▶ **TO BE DONE**
Copy out, from the entries below, each line holding the string "operating".

▶ **Dataset entries**
'''
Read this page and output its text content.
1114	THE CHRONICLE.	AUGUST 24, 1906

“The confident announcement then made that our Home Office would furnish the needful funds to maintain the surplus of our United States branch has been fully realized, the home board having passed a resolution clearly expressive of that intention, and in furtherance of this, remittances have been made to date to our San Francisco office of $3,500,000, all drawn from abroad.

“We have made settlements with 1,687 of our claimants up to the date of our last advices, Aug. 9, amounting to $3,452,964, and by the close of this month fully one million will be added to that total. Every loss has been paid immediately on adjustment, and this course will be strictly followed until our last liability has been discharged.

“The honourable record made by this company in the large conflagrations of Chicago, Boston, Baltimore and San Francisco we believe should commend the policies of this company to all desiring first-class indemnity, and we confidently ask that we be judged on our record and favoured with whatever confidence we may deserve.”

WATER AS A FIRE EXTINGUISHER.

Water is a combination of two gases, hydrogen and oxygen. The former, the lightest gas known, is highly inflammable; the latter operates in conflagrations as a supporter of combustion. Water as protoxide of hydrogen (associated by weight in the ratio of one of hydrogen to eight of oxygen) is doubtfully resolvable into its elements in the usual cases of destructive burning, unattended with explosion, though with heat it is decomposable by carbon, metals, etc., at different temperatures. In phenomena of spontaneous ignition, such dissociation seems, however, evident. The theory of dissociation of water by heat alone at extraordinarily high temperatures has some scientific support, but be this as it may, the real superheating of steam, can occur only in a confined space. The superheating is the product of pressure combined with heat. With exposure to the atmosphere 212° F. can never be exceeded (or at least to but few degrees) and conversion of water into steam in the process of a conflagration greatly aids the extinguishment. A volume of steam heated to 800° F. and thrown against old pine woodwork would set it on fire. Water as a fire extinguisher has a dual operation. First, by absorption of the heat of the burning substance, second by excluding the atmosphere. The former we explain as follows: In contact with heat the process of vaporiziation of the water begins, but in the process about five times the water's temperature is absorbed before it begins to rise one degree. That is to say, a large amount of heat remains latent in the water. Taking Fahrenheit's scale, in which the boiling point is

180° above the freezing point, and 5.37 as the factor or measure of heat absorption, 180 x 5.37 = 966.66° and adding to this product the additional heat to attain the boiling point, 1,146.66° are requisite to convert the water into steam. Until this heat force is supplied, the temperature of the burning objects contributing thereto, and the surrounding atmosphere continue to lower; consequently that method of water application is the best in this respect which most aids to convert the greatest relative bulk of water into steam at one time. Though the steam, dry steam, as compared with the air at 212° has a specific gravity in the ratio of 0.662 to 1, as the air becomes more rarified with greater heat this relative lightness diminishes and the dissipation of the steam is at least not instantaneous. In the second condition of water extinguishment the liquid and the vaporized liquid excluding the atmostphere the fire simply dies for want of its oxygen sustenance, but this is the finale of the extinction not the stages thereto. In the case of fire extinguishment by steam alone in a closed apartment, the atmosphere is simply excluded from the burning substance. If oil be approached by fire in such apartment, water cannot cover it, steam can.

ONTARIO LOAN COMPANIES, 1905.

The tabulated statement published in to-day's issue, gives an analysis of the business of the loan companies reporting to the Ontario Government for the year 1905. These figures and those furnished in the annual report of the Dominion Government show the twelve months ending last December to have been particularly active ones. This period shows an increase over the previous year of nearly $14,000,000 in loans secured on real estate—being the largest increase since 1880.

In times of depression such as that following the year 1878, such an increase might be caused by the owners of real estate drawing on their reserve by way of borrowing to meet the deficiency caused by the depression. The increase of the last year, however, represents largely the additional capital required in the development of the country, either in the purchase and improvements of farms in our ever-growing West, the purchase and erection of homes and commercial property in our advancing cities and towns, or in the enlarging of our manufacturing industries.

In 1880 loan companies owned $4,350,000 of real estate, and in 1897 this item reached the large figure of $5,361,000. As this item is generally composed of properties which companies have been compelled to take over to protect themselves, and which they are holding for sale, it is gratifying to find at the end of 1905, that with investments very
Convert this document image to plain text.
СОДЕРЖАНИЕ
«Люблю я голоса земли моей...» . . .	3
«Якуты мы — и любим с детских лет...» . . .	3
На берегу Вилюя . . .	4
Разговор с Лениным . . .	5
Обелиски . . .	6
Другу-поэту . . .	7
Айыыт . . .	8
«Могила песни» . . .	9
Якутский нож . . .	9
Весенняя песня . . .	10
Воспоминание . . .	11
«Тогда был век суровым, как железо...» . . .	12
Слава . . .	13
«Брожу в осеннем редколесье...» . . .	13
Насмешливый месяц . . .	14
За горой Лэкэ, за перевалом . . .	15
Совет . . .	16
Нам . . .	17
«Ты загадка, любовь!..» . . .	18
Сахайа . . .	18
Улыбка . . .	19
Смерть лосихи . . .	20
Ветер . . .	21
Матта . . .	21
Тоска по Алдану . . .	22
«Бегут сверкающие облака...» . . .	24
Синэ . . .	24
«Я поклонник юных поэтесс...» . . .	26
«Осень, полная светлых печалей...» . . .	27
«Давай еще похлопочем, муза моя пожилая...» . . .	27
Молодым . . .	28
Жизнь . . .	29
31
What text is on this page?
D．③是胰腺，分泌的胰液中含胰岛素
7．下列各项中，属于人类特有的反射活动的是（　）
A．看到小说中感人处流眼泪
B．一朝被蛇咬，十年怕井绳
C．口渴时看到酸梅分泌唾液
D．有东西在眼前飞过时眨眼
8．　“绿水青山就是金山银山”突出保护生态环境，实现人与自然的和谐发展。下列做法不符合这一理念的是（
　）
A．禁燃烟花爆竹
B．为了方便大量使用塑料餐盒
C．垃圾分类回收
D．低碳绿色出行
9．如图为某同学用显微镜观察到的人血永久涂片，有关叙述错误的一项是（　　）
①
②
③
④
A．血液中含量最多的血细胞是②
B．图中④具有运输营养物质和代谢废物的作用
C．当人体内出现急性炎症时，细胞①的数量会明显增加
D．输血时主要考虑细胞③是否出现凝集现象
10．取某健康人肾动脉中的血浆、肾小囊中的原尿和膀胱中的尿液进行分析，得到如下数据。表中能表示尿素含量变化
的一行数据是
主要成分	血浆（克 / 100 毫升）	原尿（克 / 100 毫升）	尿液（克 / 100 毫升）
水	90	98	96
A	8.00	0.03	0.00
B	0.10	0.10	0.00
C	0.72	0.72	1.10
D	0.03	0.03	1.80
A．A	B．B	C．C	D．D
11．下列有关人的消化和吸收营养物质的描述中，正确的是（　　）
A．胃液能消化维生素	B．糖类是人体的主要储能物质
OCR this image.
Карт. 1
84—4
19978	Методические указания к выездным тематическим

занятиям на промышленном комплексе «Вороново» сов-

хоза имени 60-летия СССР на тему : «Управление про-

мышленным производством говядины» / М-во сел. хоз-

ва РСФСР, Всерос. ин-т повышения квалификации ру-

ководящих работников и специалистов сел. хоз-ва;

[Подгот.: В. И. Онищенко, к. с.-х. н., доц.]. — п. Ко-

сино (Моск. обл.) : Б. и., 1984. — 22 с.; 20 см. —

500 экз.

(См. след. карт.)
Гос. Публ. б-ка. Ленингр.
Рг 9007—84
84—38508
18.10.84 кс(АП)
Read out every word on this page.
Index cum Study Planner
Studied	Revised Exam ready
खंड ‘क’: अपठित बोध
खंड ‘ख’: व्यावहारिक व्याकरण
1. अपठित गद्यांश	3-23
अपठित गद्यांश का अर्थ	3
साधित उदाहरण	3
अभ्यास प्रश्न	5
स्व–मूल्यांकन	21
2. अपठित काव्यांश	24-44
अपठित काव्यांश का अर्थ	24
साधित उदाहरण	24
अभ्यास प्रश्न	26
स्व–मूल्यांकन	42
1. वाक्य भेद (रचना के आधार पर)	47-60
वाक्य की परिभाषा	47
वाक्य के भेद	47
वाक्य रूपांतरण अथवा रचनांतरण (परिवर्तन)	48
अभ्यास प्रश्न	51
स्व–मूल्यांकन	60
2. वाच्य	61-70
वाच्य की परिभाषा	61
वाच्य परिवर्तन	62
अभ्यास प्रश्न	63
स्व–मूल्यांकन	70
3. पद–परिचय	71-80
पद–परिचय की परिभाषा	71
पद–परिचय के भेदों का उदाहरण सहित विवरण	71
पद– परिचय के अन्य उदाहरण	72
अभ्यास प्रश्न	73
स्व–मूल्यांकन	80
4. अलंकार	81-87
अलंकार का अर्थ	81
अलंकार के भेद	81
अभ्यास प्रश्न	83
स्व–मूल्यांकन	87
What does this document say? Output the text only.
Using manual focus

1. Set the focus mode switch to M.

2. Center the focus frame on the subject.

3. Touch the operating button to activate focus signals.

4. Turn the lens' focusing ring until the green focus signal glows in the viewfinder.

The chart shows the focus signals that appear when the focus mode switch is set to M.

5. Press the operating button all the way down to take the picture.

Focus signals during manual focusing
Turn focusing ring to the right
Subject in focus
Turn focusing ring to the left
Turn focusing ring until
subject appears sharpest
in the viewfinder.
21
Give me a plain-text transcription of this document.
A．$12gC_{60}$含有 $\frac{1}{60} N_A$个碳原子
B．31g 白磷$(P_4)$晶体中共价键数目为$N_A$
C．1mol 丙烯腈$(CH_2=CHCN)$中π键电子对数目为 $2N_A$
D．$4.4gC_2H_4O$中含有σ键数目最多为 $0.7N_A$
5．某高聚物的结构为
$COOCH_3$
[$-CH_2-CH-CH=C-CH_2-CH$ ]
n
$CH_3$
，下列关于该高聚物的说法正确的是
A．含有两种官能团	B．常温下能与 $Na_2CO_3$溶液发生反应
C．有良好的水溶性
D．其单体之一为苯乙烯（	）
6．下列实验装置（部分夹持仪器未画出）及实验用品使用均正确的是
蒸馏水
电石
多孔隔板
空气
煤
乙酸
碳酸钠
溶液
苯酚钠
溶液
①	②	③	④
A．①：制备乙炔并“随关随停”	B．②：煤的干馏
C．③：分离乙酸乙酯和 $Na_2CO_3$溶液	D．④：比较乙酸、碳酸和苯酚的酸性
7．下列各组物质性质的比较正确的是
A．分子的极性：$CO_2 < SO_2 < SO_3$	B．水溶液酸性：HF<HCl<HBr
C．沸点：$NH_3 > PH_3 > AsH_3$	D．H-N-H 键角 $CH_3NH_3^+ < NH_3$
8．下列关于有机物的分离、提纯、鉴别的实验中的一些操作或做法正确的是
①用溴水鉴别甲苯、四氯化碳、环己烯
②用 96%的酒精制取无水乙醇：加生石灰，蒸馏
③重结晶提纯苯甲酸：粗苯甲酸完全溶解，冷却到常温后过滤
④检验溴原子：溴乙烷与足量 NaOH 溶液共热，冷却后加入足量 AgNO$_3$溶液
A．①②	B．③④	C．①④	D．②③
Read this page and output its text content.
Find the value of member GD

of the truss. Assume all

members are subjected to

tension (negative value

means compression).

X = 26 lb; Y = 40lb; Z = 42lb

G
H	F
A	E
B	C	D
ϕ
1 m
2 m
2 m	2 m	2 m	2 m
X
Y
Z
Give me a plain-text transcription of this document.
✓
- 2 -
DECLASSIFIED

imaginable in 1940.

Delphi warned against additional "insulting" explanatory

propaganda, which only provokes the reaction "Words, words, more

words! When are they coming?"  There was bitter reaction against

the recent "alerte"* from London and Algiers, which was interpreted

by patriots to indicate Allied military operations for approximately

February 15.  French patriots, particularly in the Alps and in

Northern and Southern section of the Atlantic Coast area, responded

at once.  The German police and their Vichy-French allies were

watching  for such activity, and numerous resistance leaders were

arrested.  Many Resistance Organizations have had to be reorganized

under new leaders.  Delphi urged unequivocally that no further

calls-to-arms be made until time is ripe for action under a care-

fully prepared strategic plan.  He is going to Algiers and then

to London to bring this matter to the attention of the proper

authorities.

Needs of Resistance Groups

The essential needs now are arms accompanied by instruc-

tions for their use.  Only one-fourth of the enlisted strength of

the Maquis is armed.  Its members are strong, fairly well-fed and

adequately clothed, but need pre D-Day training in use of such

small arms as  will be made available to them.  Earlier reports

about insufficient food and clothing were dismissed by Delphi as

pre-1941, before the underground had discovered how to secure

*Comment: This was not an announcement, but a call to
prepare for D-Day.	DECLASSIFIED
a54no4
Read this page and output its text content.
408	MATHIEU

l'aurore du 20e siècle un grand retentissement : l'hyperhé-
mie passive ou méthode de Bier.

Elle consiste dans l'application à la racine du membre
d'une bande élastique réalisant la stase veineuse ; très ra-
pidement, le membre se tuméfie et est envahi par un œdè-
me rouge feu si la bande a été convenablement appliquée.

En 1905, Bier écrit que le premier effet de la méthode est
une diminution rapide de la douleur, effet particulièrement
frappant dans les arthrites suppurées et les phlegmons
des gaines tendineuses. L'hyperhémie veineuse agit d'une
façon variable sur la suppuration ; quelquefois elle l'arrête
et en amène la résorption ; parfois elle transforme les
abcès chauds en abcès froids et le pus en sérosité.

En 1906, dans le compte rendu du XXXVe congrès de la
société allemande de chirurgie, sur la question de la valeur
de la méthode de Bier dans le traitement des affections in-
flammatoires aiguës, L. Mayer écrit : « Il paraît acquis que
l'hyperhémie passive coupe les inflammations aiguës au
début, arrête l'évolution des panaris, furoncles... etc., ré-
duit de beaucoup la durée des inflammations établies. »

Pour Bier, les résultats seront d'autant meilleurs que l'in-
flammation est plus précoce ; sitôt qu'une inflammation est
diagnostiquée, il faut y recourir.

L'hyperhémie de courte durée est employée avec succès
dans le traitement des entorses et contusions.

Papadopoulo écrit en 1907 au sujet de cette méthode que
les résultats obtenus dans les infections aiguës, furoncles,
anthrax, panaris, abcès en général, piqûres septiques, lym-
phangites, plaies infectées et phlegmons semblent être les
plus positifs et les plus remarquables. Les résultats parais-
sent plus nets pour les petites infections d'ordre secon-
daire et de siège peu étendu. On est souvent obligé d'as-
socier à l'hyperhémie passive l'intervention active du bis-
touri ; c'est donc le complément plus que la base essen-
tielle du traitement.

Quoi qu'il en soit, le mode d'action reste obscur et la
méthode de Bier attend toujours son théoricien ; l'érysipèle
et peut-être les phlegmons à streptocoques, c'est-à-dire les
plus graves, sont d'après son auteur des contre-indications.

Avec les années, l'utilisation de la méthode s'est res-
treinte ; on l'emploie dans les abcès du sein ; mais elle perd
'''
▶ **WRITTEN REPLY**
3. Touch the operating button to activate focus signals.
5. Press the operating button all the way down to take the picture.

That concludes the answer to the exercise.